● Work to complete:
Find the word "Sampling" in the material below and gather every line that contains it.

● Exercise materials:
# # # # # # #

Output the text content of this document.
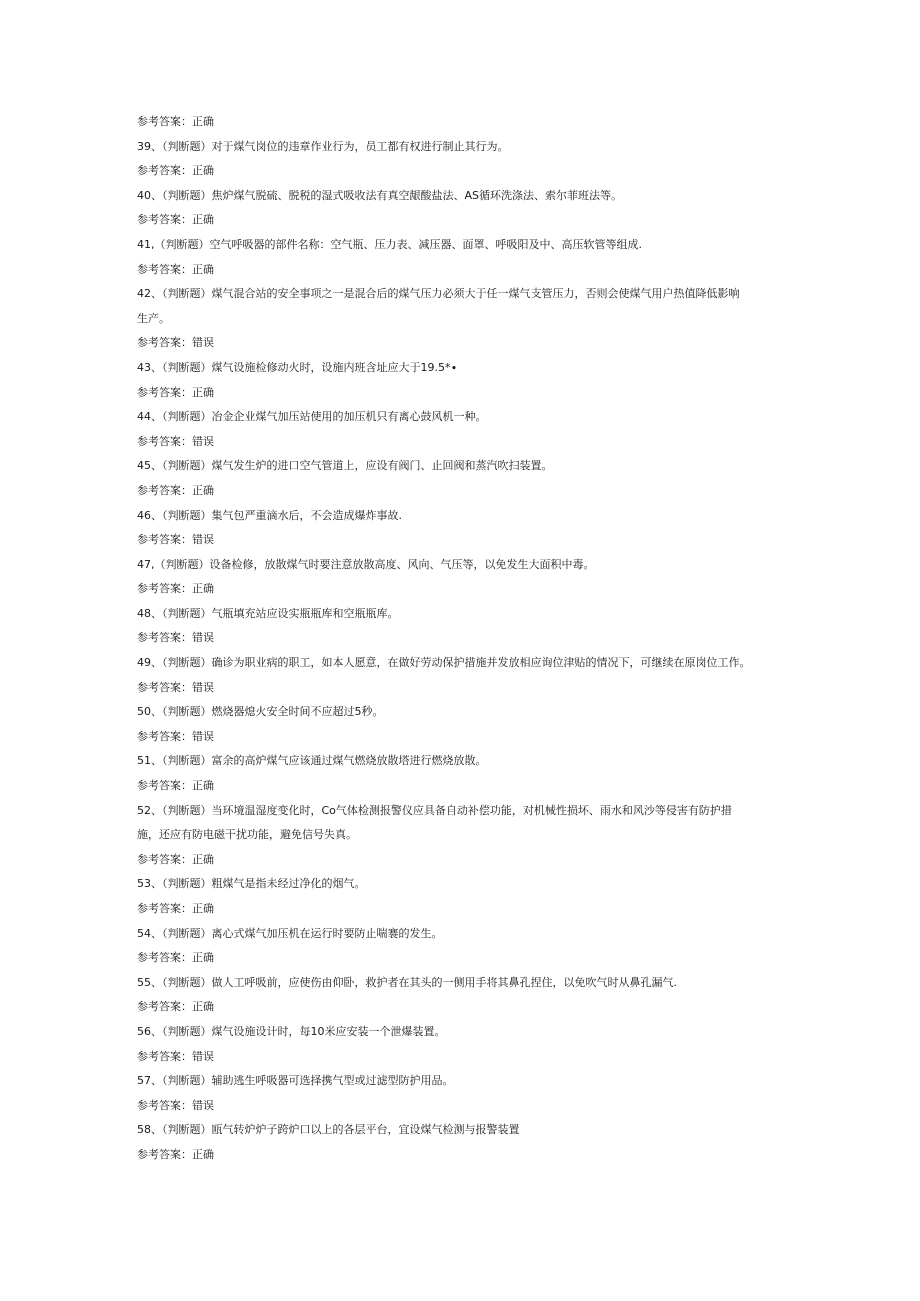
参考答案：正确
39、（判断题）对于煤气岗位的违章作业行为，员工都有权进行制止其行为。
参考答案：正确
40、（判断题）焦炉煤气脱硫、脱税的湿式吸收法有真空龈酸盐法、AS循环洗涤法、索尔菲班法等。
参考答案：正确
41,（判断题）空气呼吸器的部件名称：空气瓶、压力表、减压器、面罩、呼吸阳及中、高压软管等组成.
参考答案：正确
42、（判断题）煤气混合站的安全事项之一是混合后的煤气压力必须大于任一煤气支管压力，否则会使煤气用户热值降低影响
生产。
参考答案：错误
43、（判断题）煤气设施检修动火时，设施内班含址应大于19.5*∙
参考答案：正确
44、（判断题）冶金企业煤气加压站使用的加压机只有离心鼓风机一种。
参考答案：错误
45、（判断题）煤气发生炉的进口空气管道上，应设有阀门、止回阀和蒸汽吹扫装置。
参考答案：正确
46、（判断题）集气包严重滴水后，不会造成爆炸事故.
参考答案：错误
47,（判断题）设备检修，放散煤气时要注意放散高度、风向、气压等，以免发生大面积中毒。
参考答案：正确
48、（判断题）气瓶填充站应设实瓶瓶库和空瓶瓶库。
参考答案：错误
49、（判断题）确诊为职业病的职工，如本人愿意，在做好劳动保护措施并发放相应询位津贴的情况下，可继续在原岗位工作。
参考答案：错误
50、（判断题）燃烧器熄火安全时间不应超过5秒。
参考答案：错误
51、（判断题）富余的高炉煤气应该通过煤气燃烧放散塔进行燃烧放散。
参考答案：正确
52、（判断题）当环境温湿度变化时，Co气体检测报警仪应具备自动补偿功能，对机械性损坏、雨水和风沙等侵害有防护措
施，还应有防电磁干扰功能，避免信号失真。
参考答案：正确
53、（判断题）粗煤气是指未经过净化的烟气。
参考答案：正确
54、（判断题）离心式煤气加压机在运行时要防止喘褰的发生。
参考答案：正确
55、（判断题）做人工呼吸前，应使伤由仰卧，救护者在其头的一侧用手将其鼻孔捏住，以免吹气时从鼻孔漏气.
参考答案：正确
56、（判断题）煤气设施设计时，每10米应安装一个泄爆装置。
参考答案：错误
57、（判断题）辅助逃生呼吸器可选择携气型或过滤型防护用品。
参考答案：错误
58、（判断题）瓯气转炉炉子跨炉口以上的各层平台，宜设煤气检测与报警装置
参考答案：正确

# # # # # # #

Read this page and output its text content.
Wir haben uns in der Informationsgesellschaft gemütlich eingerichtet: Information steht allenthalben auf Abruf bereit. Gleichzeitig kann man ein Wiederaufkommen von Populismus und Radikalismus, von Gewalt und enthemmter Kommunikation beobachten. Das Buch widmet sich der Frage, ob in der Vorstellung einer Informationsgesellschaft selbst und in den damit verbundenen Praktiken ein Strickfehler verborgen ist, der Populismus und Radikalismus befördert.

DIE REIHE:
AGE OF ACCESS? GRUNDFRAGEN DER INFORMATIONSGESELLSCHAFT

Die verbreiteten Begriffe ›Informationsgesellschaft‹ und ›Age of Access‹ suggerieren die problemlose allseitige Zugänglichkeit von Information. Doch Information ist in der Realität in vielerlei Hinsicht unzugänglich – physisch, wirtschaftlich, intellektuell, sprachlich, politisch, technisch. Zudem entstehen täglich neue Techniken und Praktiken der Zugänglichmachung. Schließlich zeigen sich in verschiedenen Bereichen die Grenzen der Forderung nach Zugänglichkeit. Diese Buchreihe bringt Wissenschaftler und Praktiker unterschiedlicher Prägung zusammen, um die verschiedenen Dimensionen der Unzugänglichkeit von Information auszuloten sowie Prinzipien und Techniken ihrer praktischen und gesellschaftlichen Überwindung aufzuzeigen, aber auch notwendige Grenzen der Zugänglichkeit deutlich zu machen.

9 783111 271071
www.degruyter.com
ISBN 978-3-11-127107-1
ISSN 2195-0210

# # # # # # #

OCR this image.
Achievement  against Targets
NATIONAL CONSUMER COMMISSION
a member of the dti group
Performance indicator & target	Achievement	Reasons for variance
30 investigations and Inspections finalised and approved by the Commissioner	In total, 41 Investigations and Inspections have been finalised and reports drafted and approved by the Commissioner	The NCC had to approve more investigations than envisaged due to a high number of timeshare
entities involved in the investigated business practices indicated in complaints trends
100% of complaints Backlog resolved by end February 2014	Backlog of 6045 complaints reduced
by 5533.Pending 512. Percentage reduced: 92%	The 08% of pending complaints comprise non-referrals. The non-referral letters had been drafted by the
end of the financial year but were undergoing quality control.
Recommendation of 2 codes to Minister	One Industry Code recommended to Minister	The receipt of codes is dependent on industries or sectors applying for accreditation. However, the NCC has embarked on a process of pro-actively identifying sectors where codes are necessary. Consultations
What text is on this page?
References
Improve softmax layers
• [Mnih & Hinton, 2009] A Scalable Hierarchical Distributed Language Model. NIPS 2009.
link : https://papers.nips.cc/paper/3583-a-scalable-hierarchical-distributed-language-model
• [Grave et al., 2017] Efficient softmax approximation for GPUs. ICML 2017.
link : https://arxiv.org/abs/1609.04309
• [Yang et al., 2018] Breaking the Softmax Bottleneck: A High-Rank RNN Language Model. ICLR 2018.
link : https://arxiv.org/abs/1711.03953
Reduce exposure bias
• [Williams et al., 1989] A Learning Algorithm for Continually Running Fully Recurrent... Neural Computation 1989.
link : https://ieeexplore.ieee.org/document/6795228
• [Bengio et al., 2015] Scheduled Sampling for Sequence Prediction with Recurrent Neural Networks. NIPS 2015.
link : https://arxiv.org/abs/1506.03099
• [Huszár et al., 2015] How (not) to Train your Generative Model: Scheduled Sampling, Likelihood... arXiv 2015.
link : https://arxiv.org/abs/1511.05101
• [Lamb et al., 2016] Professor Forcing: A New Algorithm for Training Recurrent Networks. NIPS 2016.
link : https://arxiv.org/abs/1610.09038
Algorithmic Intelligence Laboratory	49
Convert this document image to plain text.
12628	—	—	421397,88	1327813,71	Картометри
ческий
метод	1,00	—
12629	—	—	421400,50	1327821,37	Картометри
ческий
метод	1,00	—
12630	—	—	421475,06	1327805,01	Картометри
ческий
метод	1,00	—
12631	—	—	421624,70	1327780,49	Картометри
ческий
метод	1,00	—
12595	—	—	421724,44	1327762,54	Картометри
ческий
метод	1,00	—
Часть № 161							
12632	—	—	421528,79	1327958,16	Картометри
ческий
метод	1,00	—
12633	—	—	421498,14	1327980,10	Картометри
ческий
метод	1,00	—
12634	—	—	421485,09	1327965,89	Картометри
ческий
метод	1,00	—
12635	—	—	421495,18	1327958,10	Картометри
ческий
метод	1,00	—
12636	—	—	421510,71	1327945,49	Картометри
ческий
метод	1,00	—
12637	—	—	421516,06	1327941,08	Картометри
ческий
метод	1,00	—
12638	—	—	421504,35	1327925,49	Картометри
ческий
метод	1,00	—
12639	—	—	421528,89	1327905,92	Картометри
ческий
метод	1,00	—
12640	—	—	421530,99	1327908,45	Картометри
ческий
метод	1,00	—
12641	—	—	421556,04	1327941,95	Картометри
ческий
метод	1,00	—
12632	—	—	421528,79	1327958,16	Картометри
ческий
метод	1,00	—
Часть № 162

# # # # # # #

● Task response:
• [Bengio et al., 2015] Scheduled Sampling for Sequence Prediction with Recurrent Neural Networks. NIPS 2015.
• [Huszár et al., 2015] How (not) to Train your Generative Model: Scheduled Sampling, Likelihood... arXiv 2015.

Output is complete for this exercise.